::: Task material
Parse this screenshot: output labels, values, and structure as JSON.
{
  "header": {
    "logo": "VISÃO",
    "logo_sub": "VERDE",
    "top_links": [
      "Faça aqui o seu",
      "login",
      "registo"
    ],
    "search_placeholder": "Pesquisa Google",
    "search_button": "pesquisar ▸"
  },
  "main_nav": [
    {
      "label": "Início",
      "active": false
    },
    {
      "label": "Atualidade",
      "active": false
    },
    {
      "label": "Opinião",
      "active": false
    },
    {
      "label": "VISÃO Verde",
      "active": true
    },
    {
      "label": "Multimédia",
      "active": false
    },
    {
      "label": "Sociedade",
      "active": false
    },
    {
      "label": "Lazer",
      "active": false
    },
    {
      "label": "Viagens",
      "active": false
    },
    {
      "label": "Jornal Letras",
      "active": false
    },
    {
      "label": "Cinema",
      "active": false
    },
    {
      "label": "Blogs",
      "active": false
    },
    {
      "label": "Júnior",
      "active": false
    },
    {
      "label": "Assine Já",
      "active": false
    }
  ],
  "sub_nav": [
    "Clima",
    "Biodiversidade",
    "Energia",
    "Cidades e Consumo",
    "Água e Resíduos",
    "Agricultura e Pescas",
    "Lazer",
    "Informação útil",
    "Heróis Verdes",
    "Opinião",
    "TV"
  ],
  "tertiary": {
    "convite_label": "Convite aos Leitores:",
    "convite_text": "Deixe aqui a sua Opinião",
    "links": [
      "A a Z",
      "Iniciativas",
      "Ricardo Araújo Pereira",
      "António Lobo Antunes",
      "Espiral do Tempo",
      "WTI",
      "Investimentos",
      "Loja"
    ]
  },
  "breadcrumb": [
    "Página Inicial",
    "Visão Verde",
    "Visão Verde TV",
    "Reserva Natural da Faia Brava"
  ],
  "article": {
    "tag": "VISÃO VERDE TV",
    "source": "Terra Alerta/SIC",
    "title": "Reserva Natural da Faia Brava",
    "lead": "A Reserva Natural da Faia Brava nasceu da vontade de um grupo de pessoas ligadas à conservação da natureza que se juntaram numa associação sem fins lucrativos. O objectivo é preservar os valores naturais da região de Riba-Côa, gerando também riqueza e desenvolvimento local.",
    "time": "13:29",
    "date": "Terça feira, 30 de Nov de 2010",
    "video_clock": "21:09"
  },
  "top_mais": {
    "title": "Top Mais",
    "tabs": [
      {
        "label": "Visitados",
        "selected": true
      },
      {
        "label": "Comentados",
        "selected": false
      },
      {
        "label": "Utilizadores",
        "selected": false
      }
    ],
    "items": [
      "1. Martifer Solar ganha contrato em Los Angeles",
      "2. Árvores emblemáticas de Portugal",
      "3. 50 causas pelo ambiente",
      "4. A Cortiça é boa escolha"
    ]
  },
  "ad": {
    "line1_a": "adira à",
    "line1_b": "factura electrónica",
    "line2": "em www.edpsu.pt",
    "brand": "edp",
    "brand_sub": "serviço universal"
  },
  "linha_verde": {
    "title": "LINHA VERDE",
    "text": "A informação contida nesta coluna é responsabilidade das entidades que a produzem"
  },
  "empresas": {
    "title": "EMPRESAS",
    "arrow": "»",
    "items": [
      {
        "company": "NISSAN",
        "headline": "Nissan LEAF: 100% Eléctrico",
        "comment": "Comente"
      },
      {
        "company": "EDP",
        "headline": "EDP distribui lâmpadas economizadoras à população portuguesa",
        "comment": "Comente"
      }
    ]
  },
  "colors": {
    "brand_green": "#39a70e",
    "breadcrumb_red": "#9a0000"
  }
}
::::::
Task prompt - Quote every record above exactly.

Result below -
Parse this screenshot: output labels, values, and structure as JSON.
{
  "header": {
    "logo": "VISÃO",
    "logo_sub": "VERDE",
    "top_links": [
      "Faça aqui o seu",
      "login",
      "registo"
    ],
    "search_placeholder": "Pesquisa Google",
    "search_button": "pesquisar ▸"
  },
  "main_nav": [
    {
      "label": "Início",
      "active": false
    },
    {
      "label": "Atualidade",
      "active": false
    },
    {
      "label": "Opinião",
      "active": false
    },
    {
      "label": "VISÃO Verde",
      "active": true
    },
    {
      "label": "Multimédia",
      "active": false
    },
    {
      "label": "Sociedade",
      "active": false
    },
    {
      "label": "Lazer",
      "active": false
    },
    {
      "label": "Viagens",
      "active": false
    },
    {
      "label": "Jornal Letras",
      "active": false
    },
    {
      "label": "Cinema",
      "active": false
    },
    {
      "label": "Blogs",
      "active": false
    },
    {
      "label": "Júnior",
      "active": false
    },
    {
      "label": "Assine Já",
      "active": false
    }
  ],
  "sub_nav": [
    "Clima",
    "Biodiversidade",
    "Energia",
    "Cidades e Consumo",
    "Água e Resíduos",
    "Agricultura e Pescas",
    "Lazer",
    "Informação útil",
    "Heróis Verdes",
    "Opinião",
    "TV"
  ],
  "tertiary": {
    "convite_label": "Convite aos Leitores:",
    "convite_text": "Deixe aqui a sua Opinião",
    "links": [
      "A a Z",
      "Iniciativas",
      "Ricardo Araújo Pereira",
      "António Lobo Antunes",
      "Espiral do Tempo",
      "WTI",
      "Investimentos",
      "Loja"
    ]
  },
  "breadcrumb": [
    "Página Inicial",
    "Visão Verde",
    "Visão Verde TV",
    "Reserva Natural da Faia Brava"
  ],
  "article": {
    "tag": "VISÃO VERDE TV",
    "source": "Terra Alerta/SIC",
    "title": "Reserva Natural da Faia Brava",
    "lead": "A Reserva Natural da Faia Brava nasceu da vontade de um grupo de pessoas ligadas à conservação da natureza que se juntaram numa associação sem fins lucrativos. O objectivo é preservar os valores naturais da região de Riba-Côa, gerando também riqueza e desenvolvimento local.",
    "time": "13:29",
    "date": "Terça feira, 30 de Nov de 2010",
    "video_clock": "21:09"
  },
  "top_mais": {
    "title": "Top Mais",
    "tabs": [
      {
        "label": "Visitados",
        "selected": true
      },
      {
        "label": "Comentados",
        "selected": false
      },
      {
        "label": "Utilizadores",
        "selected": false
      }
    ],
    "items": [
      "1. Martifer Solar ganha contrato em Los Angeles",
      "2. Árvores emblemáticas de Portugal",
      "3. 50 causas pelo ambiente",
      "4. A Cortiça é boa escolha"
    ]
  },
  "ad": {
    "line1_a": "adira à",
    "line1_b": "factura electrónica",
    "line2": "em www.edpsu.pt",
    "brand": "edp",
    "brand_sub": "serviço universal"
  },
  "linha_verde": {
    "title": "LINHA VERDE",
    "text": "A informação contida nesta coluna é responsabilidade das entidades que a produzem"
  },
  "empresas": {
    "title": "EMPRESAS",
    "arrow": "»",
    "items": [
      {
        "company": "NISSAN",
        "headline": "Nissan LEAF: 100% Eléctrico",
        "comment": "Comente"
      },
      {
        "company": "EDP",
        "headline": "EDP distribui lâmpadas economizadoras à população portuguesa",
        "comment": "Comente"
      }
    ]
  },
  "colors": {
    "brand_green": "#39a70e",
    "breadcrumb_red": "#9a0000"
  }
}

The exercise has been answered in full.